Set problem: Your task is to copy the lines from the line containing "What's the underlying" through the end of the listing below, both included, without any pictures.

+++ Material for this exercise

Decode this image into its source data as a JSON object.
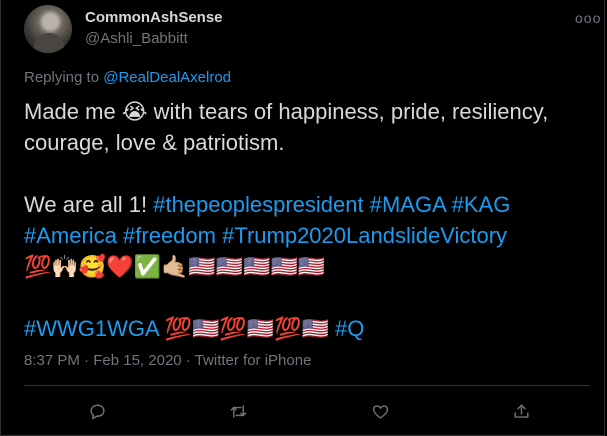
{
  "author": {
    "name": "CommonAshSense",
    "handle": "@Ashli_Babbitt"
  },
  "more_label": "ooo",
  "reply": {
    "prefix": "Replying to ",
    "to": "@RealDealAxelrod"
  },
  "tweet": {
    "line1_a": "Made me ",
    "line1_emoji": "😭",
    "line1_b": " with tears of happiness, pride, resiliency, courage, love & patriotism.",
    "line2_text": "We are all 1! ",
    "line2_tags": "#thepeoplespresident #MAGA #KAG #America #freedom #Trump2020LandslideVictory",
    "line3_emojis": "💯🙌🏻🥰❤️✅🤙🏼🇺🇸🇺🇸🇺🇸🇺🇸🇺🇸",
    "line4_tag1": "#WWG1WGA ",
    "line4_emojis": "💯🇺🇸💯🇺🇸💯🇺🇸",
    "line4_tag2": " #Q"
  },
  "meta": {
    "time": "8:37 PM",
    "sep1": " · ",
    "date": "Feb 15, 2020",
    "sep2": " · ",
    "source": "Twitter for iPhone"
  },
  "actions": {
    "reply_icon": "comment-icon",
    "retweet_icon": "retweet-icon",
    "like_icon": "heart-icon",
    "share_icon": "share-icon"
  },
  "colors": {
    "background": "#000000",
    "text": "#d9d9d9",
    "secondary": "#6e767d",
    "link": "#1d9bf0",
    "border": "#2f3336"
  }
}
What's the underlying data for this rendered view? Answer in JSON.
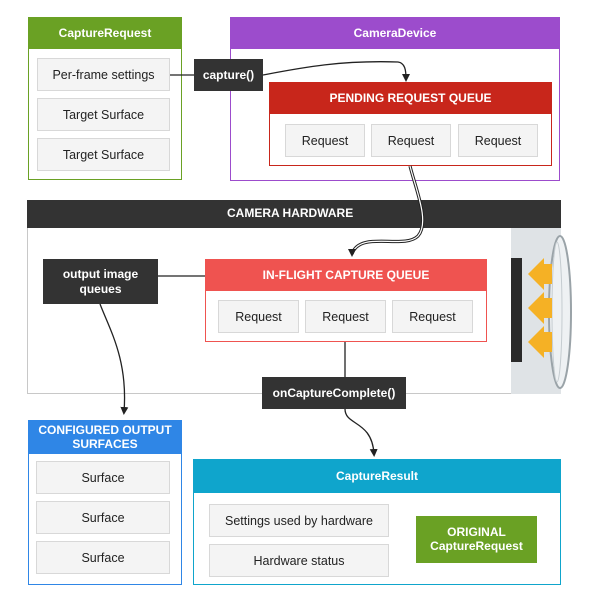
{
  "capture_request": {
    "title": "CaptureRequest",
    "items": [
      "Per-frame settings",
      "Target Surface",
      "Target Surface"
    ]
  },
  "capture_call": "capture()",
  "camera_device": {
    "title": "CameraDevice",
    "pending_queue": {
      "title": "PENDING REQUEST QUEUE",
      "items": [
        "Request",
        "Request",
        "Request"
      ]
    }
  },
  "camera_hardware": {
    "title": "CAMERA HARDWARE",
    "output_image_queues": "output image queues",
    "in_flight_queue": {
      "title": "IN-FLIGHT CAPTURE QUEUE",
      "items": [
        "Request",
        "Request",
        "Request"
      ]
    }
  },
  "on_capture_complete": "onCaptureComplete()",
  "configured_output": {
    "title": "CONFIGURED OUTPUT SURFACES",
    "items": [
      "Surface",
      "Surface",
      "Surface"
    ]
  },
  "capture_result": {
    "title": "CaptureResult",
    "items": [
      "Settings used by hardware",
      "Hardware status"
    ],
    "original": "ORIGINAL CaptureRequest"
  },
  "colors": {
    "green": "#6aa124",
    "purple": "#9c4ccc",
    "red_dark": "#c8261b",
    "red_light": "#ef5350",
    "dark": "#333333",
    "blue": "#2f86e6",
    "teal": "#0fa5cc",
    "orange": "#f5b125"
  }
}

++++++

Correct answer:
What's the underlying data for this rendered view? Answer in JSON.
{
  "capture_request": {
    "title": "CaptureRequest",
    "items": [
      "Per-frame settings",
      "Target Surface",
      "Target Surface"
    ]
  },
  "capture_call": "capture()",
  "camera_device": {
    "title": "CameraDevice",
    "pending_queue": {
      "title": "PENDING REQUEST QUEUE",
      "items": [
        "Request",
        "Request",
        "Request"
      ]
    }
  },
  "camera_hardware": {
    "title": "CAMERA HARDWARE",
    "output_image_queues": "output image queues",
    "in_flight_queue": {
      "title": "IN-FLIGHT CAPTURE QUEUE",
      "items": [
        "Request",
        "Request",
        "Request"
      ]
    }
  },
  "on_capture_complete": "onCaptureComplete()",
  "configured_output": {
    "title": "CONFIGURED OUTPUT SURFACES",
    "items": [
      "Surface",
      "Surface",
      "Surface"
    ]
  },
  "capture_result": {
    "title": "CaptureResult",
    "items": [
      "Settings used by hardware",
      "Hardware status"
    ],
    "original": "ORIGINAL CaptureRequest"
  },
  "colors": {
    "green": "#6aa124",
    "purple": "#9c4ccc",
    "red_dark": "#c8261b",
    "red_light": "#ef5350",
    "dark": "#333333",
    "blue": "#2f86e6",
    "teal": "#0fa5cc",
    "orange": "#f5b125"
  }
}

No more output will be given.